### GIVEN TASK
Gather every line below where "name" appears.

### RECORDS FOR THE EXERCISE
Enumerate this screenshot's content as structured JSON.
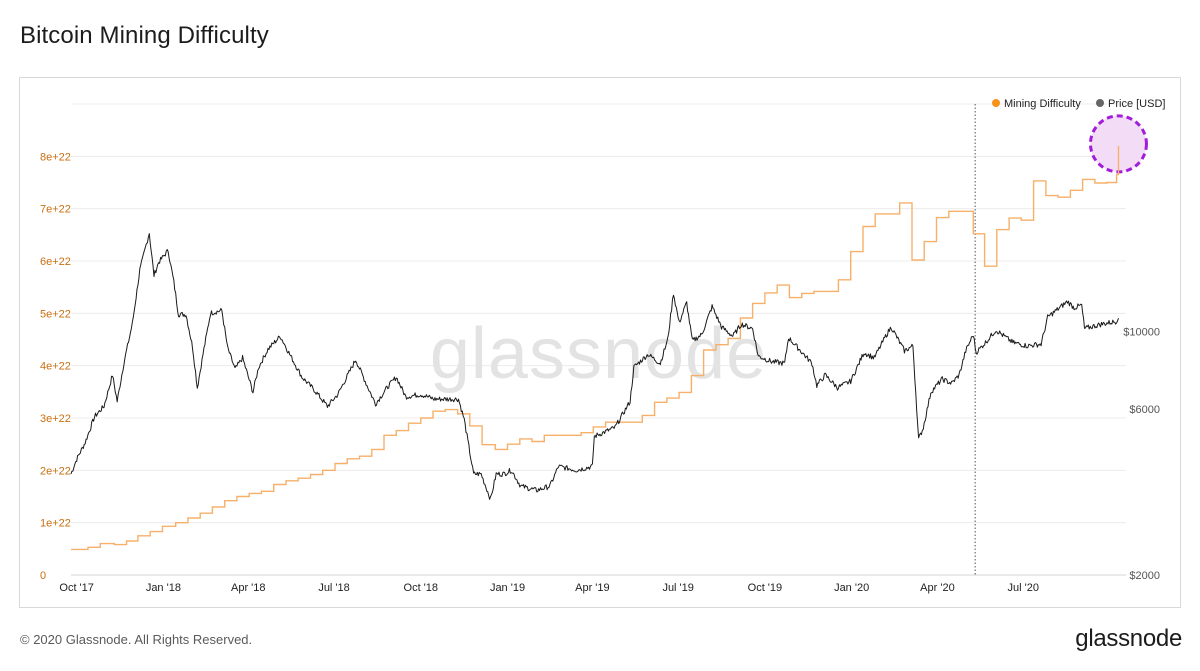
{
  "page": {
    "title": "Bitcoin Mining Difficulty",
    "copyright": "© 2020 Glassnode. All Rights Reserved.",
    "brand": "glassnode",
    "watermark": "glassnode"
  },
  "chart_data": {
    "type": "line",
    "title": "Bitcoin Mining Difficulty",
    "grid": true,
    "legend_position": "top-right",
    "legend": [
      "Mining Difficulty",
      "Price [USD]"
    ],
    "colors": {
      "difficulty": "#f7931a",
      "difficulty_line": "#f6b06a",
      "price": "#1a1a1a",
      "grid": "#ececec",
      "left_ticks": "#c96f10",
      "right_ticks": "#555555",
      "highlight": "#a21cdb",
      "highlight_fill": "#f3dcf6",
      "watermark": "#e3e3e3"
    },
    "x_range": [
      "2017-09-25",
      "2020-10-18"
    ],
    "x_ticks": [
      {
        "date": "2017-10-01",
        "label": "Oct '17"
      },
      {
        "date": "2018-01-01",
        "label": "Jan '18"
      },
      {
        "date": "2018-04-01",
        "label": "Apr '18"
      },
      {
        "date": "2018-07-01",
        "label": "Jul '18"
      },
      {
        "date": "2018-10-01",
        "label": "Oct '18"
      },
      {
        "date": "2019-01-01",
        "label": "Jan '19"
      },
      {
        "date": "2019-04-01",
        "label": "Apr '19"
      },
      {
        "date": "2019-07-01",
        "label": "Jul '19"
      },
      {
        "date": "2019-10-01",
        "label": "Oct '19"
      },
      {
        "date": "2020-01-01",
        "label": "Jan '20"
      },
      {
        "date": "2020-04-01",
        "label": "Apr '20"
      },
      {
        "date": "2020-07-01",
        "label": "Jul '20"
      }
    ],
    "y_left": {
      "range": [
        0,
        9e+22
      ],
      "ticks": [
        {
          "value": 0,
          "label": "0"
        },
        {
          "value": 1e+22,
          "label": "1e+22"
        },
        {
          "value": 2e+22,
          "label": "2e+22"
        },
        {
          "value": 3e+22,
          "label": "3e+22"
        },
        {
          "value": 4e+22,
          "label": "4e+22"
        },
        {
          "value": 5e+22,
          "label": "5e+22"
        },
        {
          "value": 6e+22,
          "label": "6e+22"
        },
        {
          "value": 7e+22,
          "label": "7e+22"
        },
        {
          "value": 8e+22,
          "label": "8e+22"
        }
      ]
    },
    "y_right": {
      "scale": "log",
      "range": [
        2000,
        45000
      ],
      "ticks": [
        {
          "value": 2000,
          "label": "$2000"
        },
        {
          "value": 6000,
          "label": "$6000"
        },
        {
          "value": 10000,
          "label": "$10000"
        }
      ]
    },
    "vertical_marker": {
      "date": "2020-05-11"
    },
    "highlight_circle": {
      "date": "2020-10-10",
      "value": 8.2e+22
    },
    "series": [
      {
        "name": "Mining Difficulty",
        "axis": "left",
        "step": true,
        "points": [
          [
            "2017-09-25",
            4.9e+21
          ],
          [
            "2017-10-13",
            5.3e+21
          ],
          [
            "2017-10-26",
            6e+21
          ],
          [
            "2017-11-10",
            5.8e+21
          ],
          [
            "2017-11-23",
            6.5e+21
          ],
          [
            "2017-12-05",
            7.5e+21
          ],
          [
            "2017-12-18",
            8.3e+21
          ],
          [
            "2017-12-31",
            9.3e+21
          ],
          [
            "2018-01-14",
            1e+22
          ],
          [
            "2018-01-27",
            1.09e+22
          ],
          [
            "2018-02-09",
            1.18e+22
          ],
          [
            "2018-02-22",
            1.3e+22
          ],
          [
            "2018-03-07",
            1.42e+22
          ],
          [
            "2018-03-20",
            1.5e+22
          ],
          [
            "2018-04-02",
            1.56e+22
          ],
          [
            "2018-04-15",
            1.6e+22
          ],
          [
            "2018-04-28",
            1.73e+22
          ],
          [
            "2018-05-11",
            1.8e+22
          ],
          [
            "2018-05-24",
            1.85e+22
          ],
          [
            "2018-06-06",
            1.92e+22
          ],
          [
            "2018-06-19",
            2e+22
          ],
          [
            "2018-07-02",
            2.13e+22
          ],
          [
            "2018-07-15",
            2.22e+22
          ],
          [
            "2018-07-28",
            2.27e+22
          ],
          [
            "2018-08-10",
            2.4e+22
          ],
          [
            "2018-08-23",
            2.67e+22
          ],
          [
            "2018-09-05",
            2.76e+22
          ],
          [
            "2018-09-18",
            2.9e+22
          ],
          [
            "2018-10-01",
            3e+22
          ],
          [
            "2018-10-14",
            3.13e+22
          ],
          [
            "2018-10-27",
            3.16e+22
          ],
          [
            "2018-11-09",
            3.08e+22
          ],
          [
            "2018-11-22",
            2.85e+22
          ],
          [
            "2018-12-05",
            2.49e+22
          ],
          [
            "2018-12-19",
            2.4e+22
          ],
          [
            "2019-01-01",
            2.5e+22
          ],
          [
            "2019-01-14",
            2.6e+22
          ],
          [
            "2019-01-27",
            2.55e+22
          ],
          [
            "2019-02-09",
            2.67e+22
          ],
          [
            "2019-02-22",
            2.67e+22
          ],
          [
            "2019-03-07",
            2.67e+22
          ],
          [
            "2019-03-20",
            2.72e+22
          ],
          [
            "2019-04-02",
            2.83e+22
          ],
          [
            "2019-04-15",
            2.92e+22
          ],
          [
            "2019-04-28",
            2.92e+22
          ],
          [
            "2019-05-11",
            2.92e+22
          ],
          [
            "2019-05-24",
            3.05e+22
          ],
          [
            "2019-06-06",
            3.3e+22
          ],
          [
            "2019-06-19",
            3.38e+22
          ],
          [
            "2019-07-02",
            3.49e+22
          ],
          [
            "2019-07-15",
            3.81e+22
          ],
          [
            "2019-07-28",
            4.3e+22
          ],
          [
            "2019-08-10",
            4.4e+22
          ],
          [
            "2019-08-23",
            4.52e+22
          ],
          [
            "2019-09-05",
            4.91e+22
          ],
          [
            "2019-09-18",
            5.19e+22
          ],
          [
            "2019-10-01",
            5.39e+22
          ],
          [
            "2019-10-14",
            5.54e+22
          ],
          [
            "2019-10-27",
            5.3e+22
          ],
          [
            "2019-11-09",
            5.38e+22
          ],
          [
            "2019-11-22",
            5.42e+22
          ],
          [
            "2019-12-05",
            5.42e+22
          ],
          [
            "2019-12-18",
            5.64e+22
          ],
          [
            "2019-12-31",
            6.18e+22
          ],
          [
            "2020-01-13",
            6.66e+22
          ],
          [
            "2020-01-26",
            6.9e+22
          ],
          [
            "2020-02-08",
            6.9e+22
          ],
          [
            "2020-02-21",
            7.11e+22
          ],
          [
            "2020-03-05",
            6.02e+22
          ],
          [
            "2020-03-18",
            6.37e+22
          ],
          [
            "2020-03-31",
            6.83e+22
          ],
          [
            "2020-04-13",
            6.95e+22
          ],
          [
            "2020-04-26",
            6.95e+22
          ],
          [
            "2020-05-09",
            6.52e+22
          ],
          [
            "2020-05-21",
            5.9e+22
          ],
          [
            "2020-06-03",
            6.6e+22
          ],
          [
            "2020-06-16",
            6.82e+22
          ],
          [
            "2020-06-29",
            6.78e+22
          ],
          [
            "2020-07-12",
            7.53e+22
          ],
          [
            "2020-07-25",
            7.25e+22
          ],
          [
            "2020-08-07",
            7.22e+22
          ],
          [
            "2020-08-20",
            7.35e+22
          ],
          [
            "2020-09-02",
            7.56e+22
          ],
          [
            "2020-09-15",
            7.49e+22
          ],
          [
            "2020-09-28",
            7.5e+22
          ],
          [
            "2020-10-08",
            7.65e+22
          ],
          [
            "2020-10-10",
            8.2e+22
          ]
        ]
      },
      {
        "name": "Price [USD]",
        "axis": "right",
        "points": [
          [
            "2017-09-25",
            3900
          ],
          [
            "2017-10-01",
            4300
          ],
          [
            "2017-10-10",
            4800
          ],
          [
            "2017-10-20",
            5700
          ],
          [
            "2017-10-30",
            6100
          ],
          [
            "2017-11-08",
            7500
          ],
          [
            "2017-11-13",
            6300
          ],
          [
            "2017-11-20",
            8100
          ],
          [
            "2017-11-29",
            10500
          ],
          [
            "2017-12-07",
            15000
          ],
          [
            "2017-12-12",
            17000
          ],
          [
            "2017-12-17",
            19200
          ],
          [
            "2017-12-22",
            14500
          ],
          [
            "2017-12-27",
            15800
          ],
          [
            "2018-01-06",
            17100
          ],
          [
            "2018-01-12",
            13900
          ],
          [
            "2018-01-17",
            11200
          ],
          [
            "2018-01-25",
            11200
          ],
          [
            "2018-02-01",
            9000
          ],
          [
            "2018-02-06",
            6900
          ],
          [
            "2018-02-12",
            8600
          ],
          [
            "2018-02-20",
            11300
          ],
          [
            "2018-03-04",
            11500
          ],
          [
            "2018-03-10",
            9000
          ],
          [
            "2018-03-18",
            7800
          ],
          [
            "2018-03-26",
            8400
          ],
          [
            "2018-04-06",
            6700
          ],
          [
            "2018-04-12",
            7900
          ],
          [
            "2018-04-22",
            8900
          ],
          [
            "2018-05-05",
            9700
          ],
          [
            "2018-05-15",
            8600
          ],
          [
            "2018-05-28",
            7400
          ],
          [
            "2018-06-10",
            6800
          ],
          [
            "2018-06-24",
            6100
          ],
          [
            "2018-07-05",
            6600
          ],
          [
            "2018-07-24",
            8300
          ],
          [
            "2018-08-05",
            7000
          ],
          [
            "2018-08-14",
            6200
          ],
          [
            "2018-08-28",
            7000
          ],
          [
            "2018-09-05",
            7400
          ],
          [
            "2018-09-15",
            6500
          ],
          [
            "2018-10-01",
            6600
          ],
          [
            "2018-10-15",
            6400
          ],
          [
            "2018-11-01",
            6400
          ],
          [
            "2018-11-10",
            6400
          ],
          [
            "2018-11-16",
            5600
          ],
          [
            "2018-11-22",
            4500
          ],
          [
            "2018-11-26",
            3900
          ],
          [
            "2018-12-04",
            3900
          ],
          [
            "2018-12-14",
            3300
          ],
          [
            "2018-12-20",
            3900
          ],
          [
            "2018-12-28",
            3900
          ],
          [
            "2019-01-05",
            4000
          ],
          [
            "2019-01-15",
            3600
          ],
          [
            "2019-02-01",
            3500
          ],
          [
            "2019-02-15",
            3600
          ],
          [
            "2019-02-24",
            4100
          ],
          [
            "2019-03-15",
            4000
          ],
          [
            "2019-04-01",
            4100
          ],
          [
            "2019-04-03",
            5000
          ],
          [
            "2019-04-25",
            5300
          ],
          [
            "2019-05-11",
            6300
          ],
          [
            "2019-05-15",
            7900
          ],
          [
            "2019-05-30",
            8600
          ],
          [
            "2019-06-12",
            8100
          ],
          [
            "2019-06-20",
            9500
          ],
          [
            "2019-06-26",
            12900
          ],
          [
            "2019-07-02",
            10600
          ],
          [
            "2019-07-10",
            12100
          ],
          [
            "2019-07-16",
            9400
          ],
          [
            "2019-07-26",
            9800
          ],
          [
            "2019-08-06",
            11800
          ],
          [
            "2019-08-16",
            10300
          ],
          [
            "2019-08-28",
            9700
          ],
          [
            "2019-09-06",
            10500
          ],
          [
            "2019-09-18",
            10200
          ],
          [
            "2019-09-24",
            8500
          ],
          [
            "2019-10-08",
            8200
          ],
          [
            "2019-10-22",
            8100
          ],
          [
            "2019-10-26",
            9600
          ],
          [
            "2019-11-08",
            8800
          ],
          [
            "2019-11-20",
            8100
          ],
          [
            "2019-11-25",
            7000
          ],
          [
            "2019-12-04",
            7500
          ],
          [
            "2019-12-17",
            6900
          ],
          [
            "2019-12-31",
            7200
          ],
          [
            "2020-01-14",
            8700
          ],
          [
            "2020-01-25",
            8400
          ],
          [
            "2020-02-07",
            9800
          ],
          [
            "2020-02-12",
            10300
          ],
          [
            "2020-02-26",
            8800
          ],
          [
            "2020-03-06",
            9100
          ],
          [
            "2020-03-12",
            4900
          ],
          [
            "2020-03-17",
            5300
          ],
          [
            "2020-03-25",
            6700
          ],
          [
            "2020-04-06",
            7300
          ],
          [
            "2020-04-16",
            7100
          ],
          [
            "2020-04-24",
            7500
          ],
          [
            "2020-05-01",
            8800
          ],
          [
            "2020-05-09",
            9800
          ],
          [
            "2020-05-12",
            8700
          ],
          [
            "2020-05-22",
            9300
          ],
          [
            "2020-06-02",
            10100
          ],
          [
            "2020-06-20",
            9300
          ],
          [
            "2020-07-05",
            9100
          ],
          [
            "2020-07-20",
            9200
          ],
          [
            "2020-07-27",
            11000
          ],
          [
            "2020-08-17",
            12200
          ],
          [
            "2020-08-24",
            11700
          ],
          [
            "2020-09-01",
            11900
          ],
          [
            "2020-09-04",
            10200
          ],
          [
            "2020-09-10",
            10300
          ],
          [
            "2020-09-22",
            10500
          ],
          [
            "2020-10-08",
            10700
          ],
          [
            "2020-10-10",
            11100
          ]
        ]
      }
    ]
  }
}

### THE SOLUTION
        "name": "Mining Difficulty",
        "name": "Price [USD]",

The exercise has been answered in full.